The records below must be output exactly, without pictures.

──────

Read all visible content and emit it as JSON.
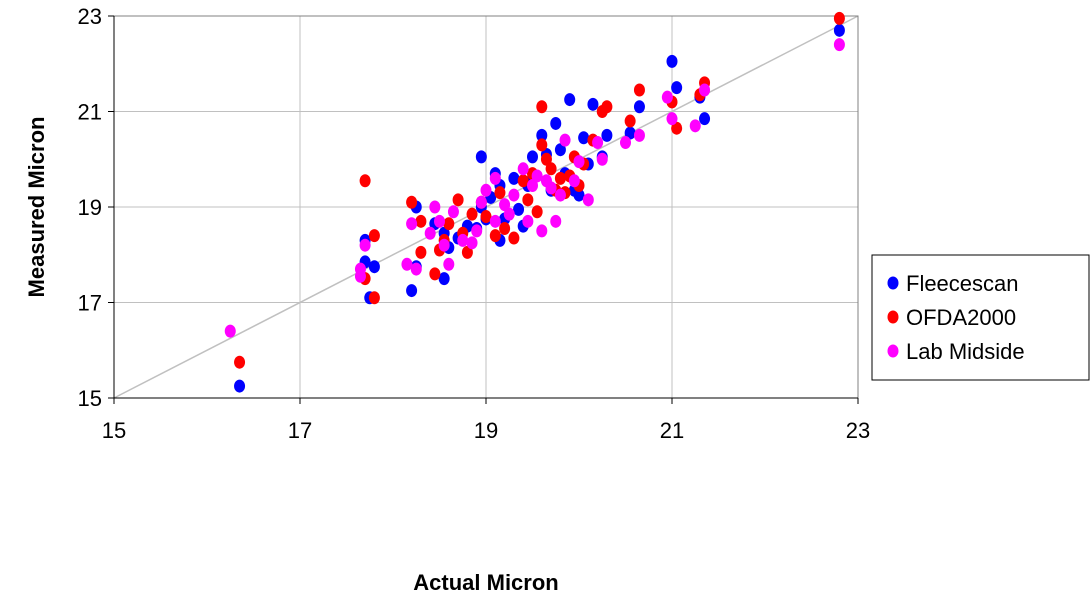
{
  "chart_data": {
    "type": "scatter",
    "title": "",
    "xlabel": "Actual Micron",
    "ylabel": "Measured Micron",
    "xlim": [
      15,
      23
    ],
    "ylim": [
      15,
      23
    ],
    "xticks": [
      15,
      17,
      19,
      21,
      23
    ],
    "yticks": [
      15,
      17,
      19,
      21,
      23
    ],
    "grid": true,
    "reference_line": {
      "from": [
        15,
        15
      ],
      "to": [
        23,
        23
      ],
      "color": "#c0c0c0"
    },
    "legend_position": "right",
    "series": [
      {
        "name": "Fleecescan",
        "color": "#0000ff",
        "points": [
          [
            16.35,
            15.25
          ],
          [
            17.7,
            18.3
          ],
          [
            17.7,
            17.85
          ],
          [
            17.8,
            17.75
          ],
          [
            17.75,
            17.1
          ],
          [
            18.2,
            17.25
          ],
          [
            18.25,
            17.75
          ],
          [
            18.25,
            19.0
          ],
          [
            18.45,
            18.65
          ],
          [
            18.55,
            17.5
          ],
          [
            18.55,
            18.45
          ],
          [
            18.6,
            18.15
          ],
          [
            18.7,
            18.35
          ],
          [
            18.8,
            18.6
          ],
          [
            18.9,
            18.55
          ],
          [
            18.95,
            20.05
          ],
          [
            18.95,
            19.0
          ],
          [
            19.0,
            18.75
          ],
          [
            19.05,
            19.2
          ],
          [
            19.1,
            19.7
          ],
          [
            19.15,
            19.45
          ],
          [
            19.15,
            18.3
          ],
          [
            19.2,
            18.75
          ],
          [
            19.3,
            19.6
          ],
          [
            19.35,
            18.95
          ],
          [
            19.4,
            18.6
          ],
          [
            19.45,
            19.45
          ],
          [
            19.5,
            19.6
          ],
          [
            19.5,
            20.05
          ],
          [
            19.6,
            20.5
          ],
          [
            19.65,
            20.1
          ],
          [
            19.7,
            19.35
          ],
          [
            19.75,
            20.75
          ],
          [
            19.8,
            20.2
          ],
          [
            19.85,
            19.7
          ],
          [
            19.9,
            21.25
          ],
          [
            19.95,
            19.35
          ],
          [
            20.0,
            19.25
          ],
          [
            20.05,
            20.45
          ],
          [
            20.1,
            19.9
          ],
          [
            20.15,
            21.15
          ],
          [
            20.25,
            20.05
          ],
          [
            20.3,
            20.5
          ],
          [
            20.55,
            20.55
          ],
          [
            20.65,
            21.1
          ],
          [
            21.0,
            22.05
          ],
          [
            21.05,
            21.5
          ],
          [
            21.3,
            21.3
          ],
          [
            21.35,
            20.85
          ],
          [
            22.8,
            22.7
          ]
        ]
      },
      {
        "name": "OFDA2000",
        "color": "#ff0000",
        "points": [
          [
            16.35,
            15.75
          ],
          [
            17.7,
            19.55
          ],
          [
            17.7,
            17.5
          ],
          [
            17.8,
            18.4
          ],
          [
            17.8,
            17.1
          ],
          [
            18.2,
            19.1
          ],
          [
            18.3,
            18.05
          ],
          [
            18.3,
            18.7
          ],
          [
            18.45,
            17.6
          ],
          [
            18.5,
            18.1
          ],
          [
            18.55,
            18.3
          ],
          [
            18.6,
            18.65
          ],
          [
            18.7,
            19.15
          ],
          [
            18.75,
            18.45
          ],
          [
            18.8,
            18.05
          ],
          [
            18.85,
            18.85
          ],
          [
            18.95,
            19.1
          ],
          [
            19.0,
            18.8
          ],
          [
            19.1,
            18.4
          ],
          [
            19.15,
            19.3
          ],
          [
            19.2,
            18.55
          ],
          [
            19.3,
            18.35
          ],
          [
            19.4,
            19.55
          ],
          [
            19.45,
            19.15
          ],
          [
            19.5,
            19.7
          ],
          [
            19.55,
            18.9
          ],
          [
            19.6,
            20.3
          ],
          [
            19.6,
            21.1
          ],
          [
            19.65,
            20.0
          ],
          [
            19.7,
            19.8
          ],
          [
            19.75,
            19.35
          ],
          [
            19.8,
            19.6
          ],
          [
            19.85,
            19.3
          ],
          [
            19.9,
            19.65
          ],
          [
            19.95,
            20.05
          ],
          [
            20.0,
            19.45
          ],
          [
            20.05,
            19.9
          ],
          [
            20.15,
            20.4
          ],
          [
            20.25,
            21.0
          ],
          [
            20.3,
            21.1
          ],
          [
            20.55,
            20.8
          ],
          [
            20.65,
            21.45
          ],
          [
            21.0,
            21.2
          ],
          [
            21.05,
            20.65
          ],
          [
            21.3,
            21.35
          ],
          [
            21.35,
            21.6
          ],
          [
            22.8,
            22.95
          ]
        ]
      },
      {
        "name": "Lab Midside",
        "color": "#ff00ff",
        "points": [
          [
            16.25,
            16.4
          ],
          [
            17.65,
            17.7
          ],
          [
            17.65,
            17.55
          ],
          [
            17.7,
            18.2
          ],
          [
            18.15,
            17.8
          ],
          [
            18.2,
            18.65
          ],
          [
            18.25,
            17.7
          ],
          [
            18.4,
            18.45
          ],
          [
            18.45,
            19.0
          ],
          [
            18.5,
            18.7
          ],
          [
            18.55,
            18.2
          ],
          [
            18.6,
            17.8
          ],
          [
            18.65,
            18.9
          ],
          [
            18.75,
            18.3
          ],
          [
            18.85,
            18.25
          ],
          [
            18.9,
            18.5
          ],
          [
            18.95,
            19.1
          ],
          [
            19.0,
            19.35
          ],
          [
            19.1,
            19.6
          ],
          [
            19.1,
            18.7
          ],
          [
            19.2,
            19.05
          ],
          [
            19.25,
            18.85
          ],
          [
            19.3,
            19.25
          ],
          [
            19.4,
            19.8
          ],
          [
            19.45,
            18.7
          ],
          [
            19.5,
            19.45
          ],
          [
            19.55,
            19.65
          ],
          [
            19.6,
            18.5
          ],
          [
            19.65,
            19.55
          ],
          [
            19.7,
            19.4
          ],
          [
            19.75,
            18.7
          ],
          [
            19.8,
            19.25
          ],
          [
            19.85,
            20.4
          ],
          [
            19.95,
            19.55
          ],
          [
            20.0,
            19.95
          ],
          [
            20.1,
            19.15
          ],
          [
            20.2,
            20.35
          ],
          [
            20.25,
            20.0
          ],
          [
            20.5,
            20.35
          ],
          [
            20.65,
            20.5
          ],
          [
            20.95,
            21.3
          ],
          [
            21.0,
            20.85
          ],
          [
            21.25,
            20.7
          ],
          [
            21.35,
            21.45
          ],
          [
            22.8,
            22.4
          ]
        ]
      }
    ]
  }
}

──────

### FULL ANSWER
Read all visible content and emit it as JSON.
{
  "chart_data": {
    "type": "scatter",
    "title": "",
    "xlabel": "Actual Micron",
    "ylabel": "Measured Micron",
    "xlim": [
      15,
      23
    ],
    "ylim": [
      15,
      23
    ],
    "xticks": [
      15,
      17,
      19,
      21,
      23
    ],
    "yticks": [
      15,
      17,
      19,
      21,
      23
    ],
    "grid": true,
    "reference_line": {
      "from": [
        15,
        15
      ],
      "to": [
        23,
        23
      ],
      "color": "#c0c0c0"
    },
    "legend_position": "right",
    "series": [
      {
        "name": "Fleecescan",
        "color": "#0000ff",
        "points": [
          [
            16.35,
            15.25
          ],
          [
            17.7,
            18.3
          ],
          [
            17.7,
            17.85
          ],
          [
            17.8,
            17.75
          ],
          [
            17.75,
            17.1
          ],
          [
            18.2,
            17.25
          ],
          [
            18.25,
            17.75
          ],
          [
            18.25,
            19.0
          ],
          [
            18.45,
            18.65
          ],
          [
            18.55,
            17.5
          ],
          [
            18.55,
            18.45
          ],
          [
            18.6,
            18.15
          ],
          [
            18.7,
            18.35
          ],
          [
            18.8,
            18.6
          ],
          [
            18.9,
            18.55
          ],
          [
            18.95,
            20.05
          ],
          [
            18.95,
            19.0
          ],
          [
            19.0,
            18.75
          ],
          [
            19.05,
            19.2
          ],
          [
            19.1,
            19.7
          ],
          [
            19.15,
            19.45
          ],
          [
            19.15,
            18.3
          ],
          [
            19.2,
            18.75
          ],
          [
            19.3,
            19.6
          ],
          [
            19.35,
            18.95
          ],
          [
            19.4,
            18.6
          ],
          [
            19.45,
            19.45
          ],
          [
            19.5,
            19.6
          ],
          [
            19.5,
            20.05
          ],
          [
            19.6,
            20.5
          ],
          [
            19.65,
            20.1
          ],
          [
            19.7,
            19.35
          ],
          [
            19.75,
            20.75
          ],
          [
            19.8,
            20.2
          ],
          [
            19.85,
            19.7
          ],
          [
            19.9,
            21.25
          ],
          [
            19.95,
            19.35
          ],
          [
            20.0,
            19.25
          ],
          [
            20.05,
            20.45
          ],
          [
            20.1,
            19.9
          ],
          [
            20.15,
            21.15
          ],
          [
            20.25,
            20.05
          ],
          [
            20.3,
            20.5
          ],
          [
            20.55,
            20.55
          ],
          [
            20.65,
            21.1
          ],
          [
            21.0,
            22.05
          ],
          [
            21.05,
            21.5
          ],
          [
            21.3,
            21.3
          ],
          [
            21.35,
            20.85
          ],
          [
            22.8,
            22.7
          ]
        ]
      },
      {
        "name": "OFDA2000",
        "color": "#ff0000",
        "points": [
          [
            16.35,
            15.75
          ],
          [
            17.7,
            19.55
          ],
          [
            17.7,
            17.5
          ],
          [
            17.8,
            18.4
          ],
          [
            17.8,
            17.1
          ],
          [
            18.2,
            19.1
          ],
          [
            18.3,
            18.05
          ],
          [
            18.3,
            18.7
          ],
          [
            18.45,
            17.6
          ],
          [
            18.5,
            18.1
          ],
          [
            18.55,
            18.3
          ],
          [
            18.6,
            18.65
          ],
          [
            18.7,
            19.15
          ],
          [
            18.75,
            18.45
          ],
          [
            18.8,
            18.05
          ],
          [
            18.85,
            18.85
          ],
          [
            18.95,
            19.1
          ],
          [
            19.0,
            18.8
          ],
          [
            19.1,
            18.4
          ],
          [
            19.15,
            19.3
          ],
          [
            19.2,
            18.55
          ],
          [
            19.3,
            18.35
          ],
          [
            19.4,
            19.55
          ],
          [
            19.45,
            19.15
          ],
          [
            19.5,
            19.7
          ],
          [
            19.55,
            18.9
          ],
          [
            19.6,
            20.3
          ],
          [
            19.6,
            21.1
          ],
          [
            19.65,
            20.0
          ],
          [
            19.7,
            19.8
          ],
          [
            19.75,
            19.35
          ],
          [
            19.8,
            19.6
          ],
          [
            19.85,
            19.3
          ],
          [
            19.9,
            19.65
          ],
          [
            19.95,
            20.05
          ],
          [
            20.0,
            19.45
          ],
          [
            20.05,
            19.9
          ],
          [
            20.15,
            20.4
          ],
          [
            20.25,
            21.0
          ],
          [
            20.3,
            21.1
          ],
          [
            20.55,
            20.8
          ],
          [
            20.65,
            21.45
          ],
          [
            21.0,
            21.2
          ],
          [
            21.05,
            20.65
          ],
          [
            21.3,
            21.35
          ],
          [
            21.35,
            21.6
          ],
          [
            22.8,
            22.95
          ]
        ]
      },
      {
        "name": "Lab Midside",
        "color": "#ff00ff",
        "points": [
          [
            16.25,
            16.4
          ],
          [
            17.65,
            17.7
          ],
          [
            17.65,
            17.55
          ],
          [
            17.7,
            18.2
          ],
          [
            18.15,
            17.8
          ],
          [
            18.2,
            18.65
          ],
          [
            18.25,
            17.7
          ],
          [
            18.4,
            18.45
          ],
          [
            18.45,
            19.0
          ],
          [
            18.5,
            18.7
          ],
          [
            18.55,
            18.2
          ],
          [
            18.6,
            17.8
          ],
          [
            18.65,
            18.9
          ],
          [
            18.75,
            18.3
          ],
          [
            18.85,
            18.25
          ],
          [
            18.9,
            18.5
          ],
          [
            18.95,
            19.1
          ],
          [
            19.0,
            19.35
          ],
          [
            19.1,
            19.6
          ],
          [
            19.1,
            18.7
          ],
          [
            19.2,
            19.05
          ],
          [
            19.25,
            18.85
          ],
          [
            19.3,
            19.25
          ],
          [
            19.4,
            19.8
          ],
          [
            19.45,
            18.7
          ],
          [
            19.5,
            19.45
          ],
          [
            19.55,
            19.65
          ],
          [
            19.6,
            18.5
          ],
          [
            19.65,
            19.55
          ],
          [
            19.7,
            19.4
          ],
          [
            19.75,
            18.7
          ],
          [
            19.8,
            19.25
          ],
          [
            19.85,
            20.4
          ],
          [
            19.95,
            19.55
          ],
          [
            20.0,
            19.95
          ],
          [
            20.1,
            19.15
          ],
          [
            20.2,
            20.35
          ],
          [
            20.25,
            20.0
          ],
          [
            20.5,
            20.35
          ],
          [
            20.65,
            20.5
          ],
          [
            20.95,
            21.3
          ],
          [
            21.0,
            20.85
          ],
          [
            21.25,
            20.7
          ],
          [
            21.35,
            21.45
          ],
          [
            22.8,
            22.4
          ]
        ]
      }
    ]
  }
}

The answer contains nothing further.